§ **PROVIDED DATA**:
= = = = = = =
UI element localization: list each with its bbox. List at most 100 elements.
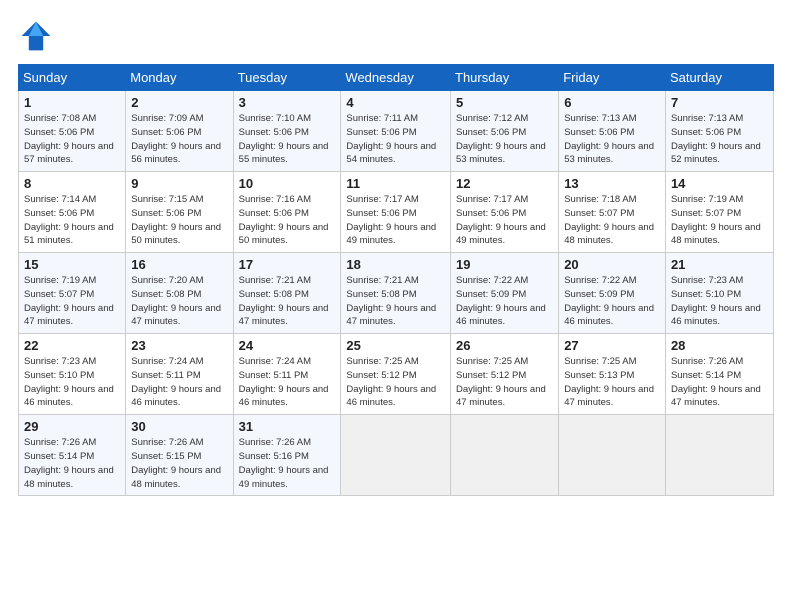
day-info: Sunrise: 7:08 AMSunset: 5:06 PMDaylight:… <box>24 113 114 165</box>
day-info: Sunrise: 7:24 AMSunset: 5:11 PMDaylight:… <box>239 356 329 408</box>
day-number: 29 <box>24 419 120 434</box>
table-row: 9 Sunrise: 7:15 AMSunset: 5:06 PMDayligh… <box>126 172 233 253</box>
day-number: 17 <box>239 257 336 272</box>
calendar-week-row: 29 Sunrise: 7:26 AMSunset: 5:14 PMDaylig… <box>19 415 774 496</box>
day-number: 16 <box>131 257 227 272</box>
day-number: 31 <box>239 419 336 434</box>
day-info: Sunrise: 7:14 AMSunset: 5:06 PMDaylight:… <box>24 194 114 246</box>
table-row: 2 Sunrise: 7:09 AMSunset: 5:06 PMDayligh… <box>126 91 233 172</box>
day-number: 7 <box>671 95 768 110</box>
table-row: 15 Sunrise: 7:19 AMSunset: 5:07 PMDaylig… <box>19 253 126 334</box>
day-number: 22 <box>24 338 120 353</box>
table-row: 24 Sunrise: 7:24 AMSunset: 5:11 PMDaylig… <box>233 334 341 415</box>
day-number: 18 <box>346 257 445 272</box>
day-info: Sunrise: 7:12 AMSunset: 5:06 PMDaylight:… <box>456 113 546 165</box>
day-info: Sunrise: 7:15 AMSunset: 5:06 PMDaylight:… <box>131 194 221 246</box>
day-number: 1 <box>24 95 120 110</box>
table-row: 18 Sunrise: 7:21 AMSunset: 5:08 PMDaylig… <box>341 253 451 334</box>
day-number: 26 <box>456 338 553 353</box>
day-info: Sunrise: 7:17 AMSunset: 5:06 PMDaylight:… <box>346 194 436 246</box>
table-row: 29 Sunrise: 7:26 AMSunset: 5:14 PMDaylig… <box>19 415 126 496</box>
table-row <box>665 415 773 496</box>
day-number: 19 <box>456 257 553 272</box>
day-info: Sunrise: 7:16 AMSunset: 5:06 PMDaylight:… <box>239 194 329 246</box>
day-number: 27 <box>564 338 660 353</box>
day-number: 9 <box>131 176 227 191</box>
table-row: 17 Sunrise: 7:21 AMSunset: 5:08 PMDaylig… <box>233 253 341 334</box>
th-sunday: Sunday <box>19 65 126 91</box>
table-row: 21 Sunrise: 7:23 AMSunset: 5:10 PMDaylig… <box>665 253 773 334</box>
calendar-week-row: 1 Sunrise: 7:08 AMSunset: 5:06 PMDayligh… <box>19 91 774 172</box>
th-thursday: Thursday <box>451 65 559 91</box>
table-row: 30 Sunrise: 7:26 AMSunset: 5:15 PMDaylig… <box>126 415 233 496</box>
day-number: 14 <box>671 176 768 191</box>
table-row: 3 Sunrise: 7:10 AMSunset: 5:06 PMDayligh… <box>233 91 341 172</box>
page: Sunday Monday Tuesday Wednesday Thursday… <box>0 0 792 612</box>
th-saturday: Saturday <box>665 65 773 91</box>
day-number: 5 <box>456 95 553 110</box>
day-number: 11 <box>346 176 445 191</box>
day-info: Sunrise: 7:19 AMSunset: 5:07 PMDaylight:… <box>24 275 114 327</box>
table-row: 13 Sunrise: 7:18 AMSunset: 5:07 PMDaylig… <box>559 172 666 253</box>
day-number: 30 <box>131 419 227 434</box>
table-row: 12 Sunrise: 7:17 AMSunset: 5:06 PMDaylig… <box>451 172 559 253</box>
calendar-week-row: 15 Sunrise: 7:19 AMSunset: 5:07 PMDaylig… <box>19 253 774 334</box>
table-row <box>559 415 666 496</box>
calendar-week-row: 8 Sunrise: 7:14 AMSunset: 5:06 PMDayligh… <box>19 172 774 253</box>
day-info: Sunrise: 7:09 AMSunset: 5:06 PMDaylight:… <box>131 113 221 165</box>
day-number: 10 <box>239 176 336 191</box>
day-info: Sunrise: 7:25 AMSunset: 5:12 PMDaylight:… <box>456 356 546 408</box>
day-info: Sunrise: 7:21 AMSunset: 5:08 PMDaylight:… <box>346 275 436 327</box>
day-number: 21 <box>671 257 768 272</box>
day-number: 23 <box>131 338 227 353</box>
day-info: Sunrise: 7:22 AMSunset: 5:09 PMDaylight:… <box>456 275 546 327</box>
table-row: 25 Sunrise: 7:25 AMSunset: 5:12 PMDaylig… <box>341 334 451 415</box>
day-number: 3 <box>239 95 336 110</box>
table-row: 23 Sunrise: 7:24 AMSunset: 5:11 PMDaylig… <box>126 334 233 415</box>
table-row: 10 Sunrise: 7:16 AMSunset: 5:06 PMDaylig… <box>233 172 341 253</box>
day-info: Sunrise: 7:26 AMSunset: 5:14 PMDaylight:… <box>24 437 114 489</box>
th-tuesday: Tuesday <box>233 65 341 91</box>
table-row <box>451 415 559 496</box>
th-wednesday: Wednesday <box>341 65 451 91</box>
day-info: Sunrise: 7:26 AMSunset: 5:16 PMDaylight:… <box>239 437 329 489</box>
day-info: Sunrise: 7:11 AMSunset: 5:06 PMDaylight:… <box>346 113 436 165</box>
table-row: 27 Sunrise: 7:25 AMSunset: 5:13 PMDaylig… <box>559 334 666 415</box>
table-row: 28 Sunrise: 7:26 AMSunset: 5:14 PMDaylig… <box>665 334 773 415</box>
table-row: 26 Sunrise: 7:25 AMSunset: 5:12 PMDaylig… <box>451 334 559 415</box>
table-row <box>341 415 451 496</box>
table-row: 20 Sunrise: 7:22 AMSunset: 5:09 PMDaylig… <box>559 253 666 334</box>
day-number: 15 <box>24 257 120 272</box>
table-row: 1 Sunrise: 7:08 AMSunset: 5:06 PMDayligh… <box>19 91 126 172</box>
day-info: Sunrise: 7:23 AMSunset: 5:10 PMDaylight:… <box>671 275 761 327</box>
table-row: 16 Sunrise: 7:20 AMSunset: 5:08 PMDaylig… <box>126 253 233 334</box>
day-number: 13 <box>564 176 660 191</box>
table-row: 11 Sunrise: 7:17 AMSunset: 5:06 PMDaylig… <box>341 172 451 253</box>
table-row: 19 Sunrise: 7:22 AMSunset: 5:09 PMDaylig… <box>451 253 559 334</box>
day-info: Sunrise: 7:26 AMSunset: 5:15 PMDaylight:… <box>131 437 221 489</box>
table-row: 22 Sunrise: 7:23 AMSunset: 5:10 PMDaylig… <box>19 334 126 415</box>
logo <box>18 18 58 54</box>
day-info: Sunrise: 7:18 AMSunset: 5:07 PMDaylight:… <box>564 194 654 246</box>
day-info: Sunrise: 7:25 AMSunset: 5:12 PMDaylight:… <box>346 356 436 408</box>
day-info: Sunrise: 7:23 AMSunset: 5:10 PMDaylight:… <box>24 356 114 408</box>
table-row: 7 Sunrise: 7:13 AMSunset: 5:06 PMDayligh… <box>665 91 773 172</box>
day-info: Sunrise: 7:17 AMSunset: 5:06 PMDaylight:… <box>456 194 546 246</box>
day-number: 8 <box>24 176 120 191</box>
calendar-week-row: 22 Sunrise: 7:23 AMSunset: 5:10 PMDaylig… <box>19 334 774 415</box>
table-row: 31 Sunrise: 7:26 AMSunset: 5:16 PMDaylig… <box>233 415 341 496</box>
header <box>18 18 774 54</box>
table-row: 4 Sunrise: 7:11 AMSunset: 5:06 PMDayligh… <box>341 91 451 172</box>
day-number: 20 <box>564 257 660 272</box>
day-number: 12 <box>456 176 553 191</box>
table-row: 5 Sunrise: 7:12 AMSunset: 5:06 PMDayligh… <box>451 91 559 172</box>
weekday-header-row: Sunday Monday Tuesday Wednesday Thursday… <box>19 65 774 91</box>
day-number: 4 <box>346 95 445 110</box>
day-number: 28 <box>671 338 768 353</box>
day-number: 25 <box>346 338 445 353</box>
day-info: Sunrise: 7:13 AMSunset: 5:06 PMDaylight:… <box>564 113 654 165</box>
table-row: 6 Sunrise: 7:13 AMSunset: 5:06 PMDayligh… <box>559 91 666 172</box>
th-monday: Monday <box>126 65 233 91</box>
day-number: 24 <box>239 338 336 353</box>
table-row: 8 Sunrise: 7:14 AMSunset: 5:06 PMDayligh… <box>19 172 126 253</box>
= = = = = = =
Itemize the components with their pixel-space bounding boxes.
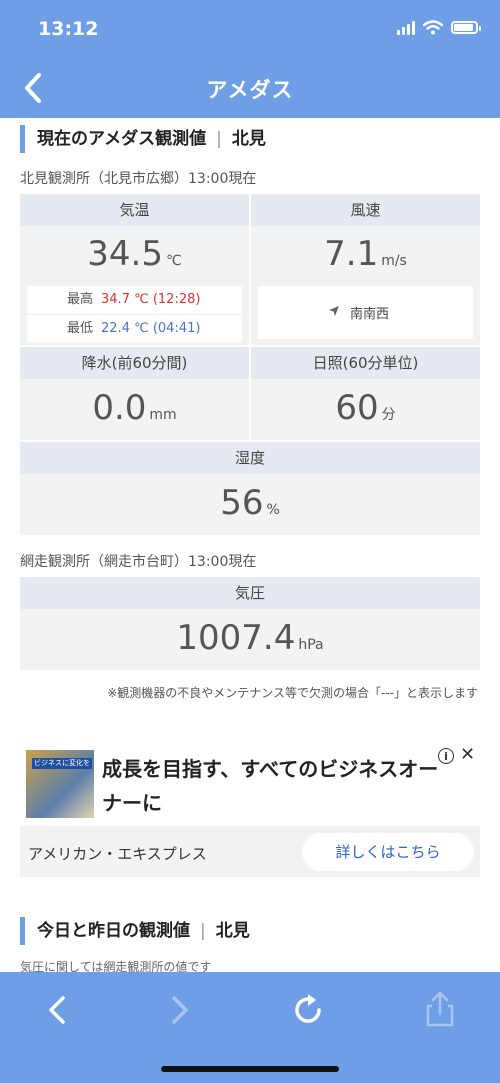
= = = = = = =
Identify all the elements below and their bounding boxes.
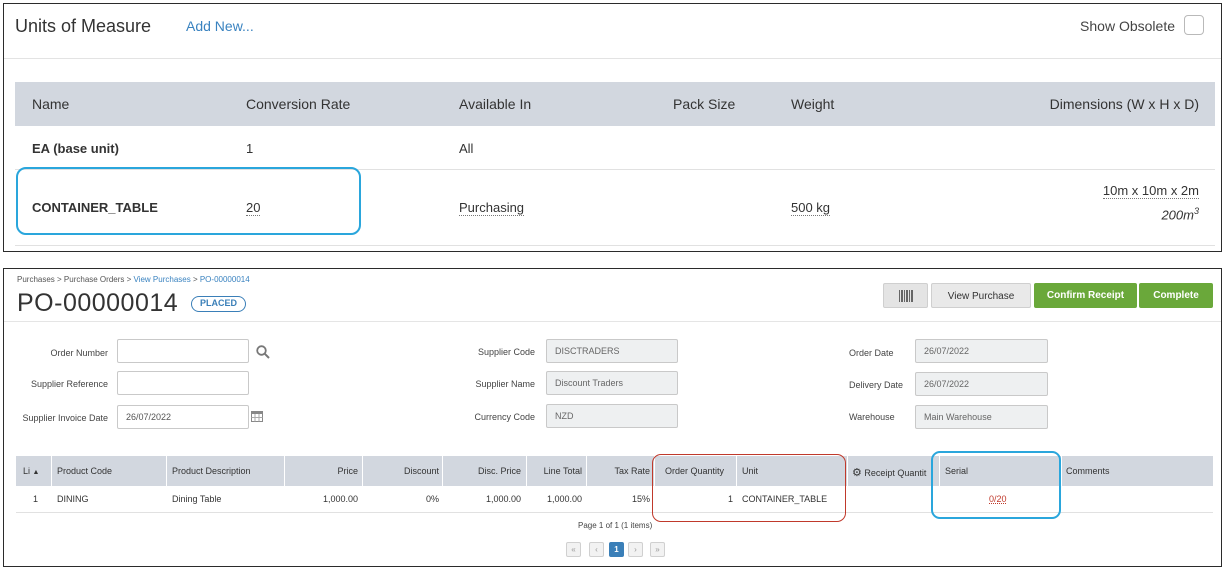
= = = = = = =
§ **TASK DIRECTIONS**: Please pull out every line in the records above that contains the word "elements".

§ **THE COMPLETED TASK**:
UI element localization: list each with its bbox. List at most 100 elements.
Identify all the elements below and their bounding boxes.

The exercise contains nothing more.